#### [Written request]
Please reproduce every record, keeping each one exactly as written.
━━━ Data records ━━━
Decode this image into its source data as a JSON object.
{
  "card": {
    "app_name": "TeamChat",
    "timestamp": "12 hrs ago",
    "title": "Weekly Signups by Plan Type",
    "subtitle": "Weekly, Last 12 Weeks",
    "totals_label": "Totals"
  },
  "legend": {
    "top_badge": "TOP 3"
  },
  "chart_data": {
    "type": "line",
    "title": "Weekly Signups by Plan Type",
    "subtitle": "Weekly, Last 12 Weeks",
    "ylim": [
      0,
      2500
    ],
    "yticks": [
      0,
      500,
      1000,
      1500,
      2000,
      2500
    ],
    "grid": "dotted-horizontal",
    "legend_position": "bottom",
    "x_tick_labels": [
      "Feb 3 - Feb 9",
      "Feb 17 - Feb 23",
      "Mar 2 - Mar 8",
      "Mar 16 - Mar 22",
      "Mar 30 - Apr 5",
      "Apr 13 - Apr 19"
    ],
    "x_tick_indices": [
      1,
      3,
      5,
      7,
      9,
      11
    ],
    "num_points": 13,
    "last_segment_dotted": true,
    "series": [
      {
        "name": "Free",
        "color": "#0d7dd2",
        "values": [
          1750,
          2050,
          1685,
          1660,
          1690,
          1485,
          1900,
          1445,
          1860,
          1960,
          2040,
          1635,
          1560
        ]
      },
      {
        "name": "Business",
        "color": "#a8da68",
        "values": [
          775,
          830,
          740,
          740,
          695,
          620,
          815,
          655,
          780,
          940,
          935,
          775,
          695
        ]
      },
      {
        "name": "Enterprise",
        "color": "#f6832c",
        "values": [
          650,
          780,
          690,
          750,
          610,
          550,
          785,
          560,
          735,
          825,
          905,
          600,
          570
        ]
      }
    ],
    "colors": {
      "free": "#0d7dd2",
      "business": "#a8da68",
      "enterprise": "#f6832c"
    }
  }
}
━━━
#### [Solution for this task]
Decode this image into its source data as a JSON object.
{
  "card": {
    "app_name": "TeamChat",
    "timestamp": "12 hrs ago",
    "title": "Weekly Signups by Plan Type",
    "subtitle": "Weekly, Last 12 Weeks",
    "totals_label": "Totals"
  },
  "legend": {
    "top_badge": "TOP 3"
  },
  "chart_data": {
    "type": "line",
    "title": "Weekly Signups by Plan Type",
    "subtitle": "Weekly, Last 12 Weeks",
    "ylim": [
      0,
      2500
    ],
    "yticks": [
      0,
      500,
      1000,
      1500,
      2000,
      2500
    ],
    "grid": "dotted-horizontal",
    "legend_position": "bottom",
    "x_tick_labels": [
      "Feb 3 - Feb 9",
      "Feb 17 - Feb 23",
      "Mar 2 - Mar 8",
      "Mar 16 - Mar 22",
      "Mar 30 - Apr 5",
      "Apr 13 - Apr 19"
    ],
    "x_tick_indices": [
      1,
      3,
      5,
      7,
      9,
      11
    ],
    "num_points": 13,
    "last_segment_dotted": true,
    "series": [
      {
        "name": "Free",
        "color": "#0d7dd2",
        "values": [
          1750,
          2050,
          1685,
          1660,
          1690,
          1485,
          1900,
          1445,
          1860,
          1960,
          2040,
          1635,
          1560
        ]
      },
      {
        "name": "Business",
        "color": "#a8da68",
        "values": [
          775,
          830,
          740,
          740,
          695,
          620,
          815,
          655,
          780,
          940,
          935,
          775,
          695
        ]
      },
      {
        "name": "Enterprise",
        "color": "#f6832c",
        "values": [
          650,
          780,
          690,
          750,
          610,
          550,
          785,
          560,
          735,
          825,
          905,
          600,
          570
        ]
      }
    ],
    "colors": {
      "free": "#0d7dd2",
      "business": "#a8da68",
      "enterprise": "#f6832c"
    }
  }
}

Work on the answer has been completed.